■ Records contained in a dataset
● ● ●

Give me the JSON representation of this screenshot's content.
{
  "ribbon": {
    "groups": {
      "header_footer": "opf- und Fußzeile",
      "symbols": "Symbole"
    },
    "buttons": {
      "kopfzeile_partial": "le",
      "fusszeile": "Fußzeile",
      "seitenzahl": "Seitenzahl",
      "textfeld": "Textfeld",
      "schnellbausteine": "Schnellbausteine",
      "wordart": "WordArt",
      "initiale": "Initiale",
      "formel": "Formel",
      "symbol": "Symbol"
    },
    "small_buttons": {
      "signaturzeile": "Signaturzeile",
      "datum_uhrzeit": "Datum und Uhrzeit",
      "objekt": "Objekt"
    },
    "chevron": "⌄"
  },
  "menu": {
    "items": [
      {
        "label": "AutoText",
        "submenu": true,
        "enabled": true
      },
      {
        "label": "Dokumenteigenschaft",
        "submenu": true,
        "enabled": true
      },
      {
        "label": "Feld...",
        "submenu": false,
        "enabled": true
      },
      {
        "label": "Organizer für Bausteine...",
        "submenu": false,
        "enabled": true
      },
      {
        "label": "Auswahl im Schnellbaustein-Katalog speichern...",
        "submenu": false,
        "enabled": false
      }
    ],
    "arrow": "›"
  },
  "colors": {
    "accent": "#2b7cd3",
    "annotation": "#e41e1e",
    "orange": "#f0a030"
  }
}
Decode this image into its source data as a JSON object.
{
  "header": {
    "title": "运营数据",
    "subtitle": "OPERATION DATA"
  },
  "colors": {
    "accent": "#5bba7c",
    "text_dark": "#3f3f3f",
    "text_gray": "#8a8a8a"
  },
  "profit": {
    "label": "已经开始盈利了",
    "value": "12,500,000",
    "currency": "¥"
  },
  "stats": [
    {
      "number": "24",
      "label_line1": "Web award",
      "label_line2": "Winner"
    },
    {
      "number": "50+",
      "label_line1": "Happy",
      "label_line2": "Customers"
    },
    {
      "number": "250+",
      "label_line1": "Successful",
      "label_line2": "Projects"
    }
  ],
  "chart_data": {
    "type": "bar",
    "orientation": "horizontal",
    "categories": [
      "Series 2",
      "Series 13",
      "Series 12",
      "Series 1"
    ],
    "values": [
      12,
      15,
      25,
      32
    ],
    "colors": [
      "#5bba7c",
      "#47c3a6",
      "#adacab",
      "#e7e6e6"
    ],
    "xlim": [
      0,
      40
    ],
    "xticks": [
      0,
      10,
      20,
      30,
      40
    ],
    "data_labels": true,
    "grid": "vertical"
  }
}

● ● ●

■ Directive
Print out every record again, exactly and in full.

■ Reply
Give me the JSON representation of this screenshot's content.
{
  "ribbon": {
    "groups": {
      "header_footer": "opf- und Fußzeile",
      "symbols": "Symbole"
    },
    "buttons": {
      "kopfzeile_partial": "le",
      "fusszeile": "Fußzeile",
      "seitenzahl": "Seitenzahl",
      "textfeld": "Textfeld",
      "schnellbausteine": "Schnellbausteine",
      "wordart": "WordArt",
      "initiale": "Initiale",
      "formel": "Formel",
      "symbol": "Symbol"
    },
    "small_buttons": {
      "signaturzeile": "Signaturzeile",
      "datum_uhrzeit": "Datum und Uhrzeit",
      "objekt": "Objekt"
    },
    "chevron": "⌄"
  },
  "menu": {
    "items": [
      {
        "label": "AutoText",
        "submenu": true,
        "enabled": true
      },
      {
        "label": "Dokumenteigenschaft",
        "submenu": true,
        "enabled": true
      },
      {
        "label": "Feld...",
        "submenu": false,
        "enabled": true
      },
      {
        "label": "Organizer für Bausteine...",
        "submenu": false,
        "enabled": true
      },
      {
        "label": "Auswahl im Schnellbaustein-Katalog speichern...",
        "submenu": false,
        "enabled": false
      }
    ],
    "arrow": "›"
  },
  "colors": {
    "accent": "#2b7cd3",
    "annotation": "#e41e1e",
    "orange": "#f0a030"
  }
}
Decode this image into its source data as a JSON object.
{
  "header": {
    "title": "运营数据",
    "subtitle": "OPERATION DATA"
  },
  "colors": {
    "accent": "#5bba7c",
    "text_dark": "#3f3f3f",
    "text_gray": "#8a8a8a"
  },
  "profit": {
    "label": "已经开始盈利了",
    "value": "12,500,000",
    "currency": "¥"
  },
  "stats": [
    {
      "number": "24",
      "label_line1": "Web award",
      "label_line2": "Winner"
    },
    {
      "number": "50+",
      "label_line1": "Happy",
      "label_line2": "Customers"
    },
    {
      "number": "250+",
      "label_line1": "Successful",
      "label_line2": "Projects"
    }
  ],
  "chart_data": {
    "type": "bar",
    "orientation": "horizontal",
    "categories": [
      "Series 2",
      "Series 13",
      "Series 12",
      "Series 1"
    ],
    "values": [
      12,
      15,
      25,
      32
    ],
    "colors": [
      "#5bba7c",
      "#47c3a6",
      "#adacab",
      "#e7e6e6"
    ],
    "xlim": [
      0,
      40
    ],
    "xticks": [
      0,
      10,
      20,
      30,
      40
    ],
    "data_labels": true,
    "grid": "vertical"
  }
}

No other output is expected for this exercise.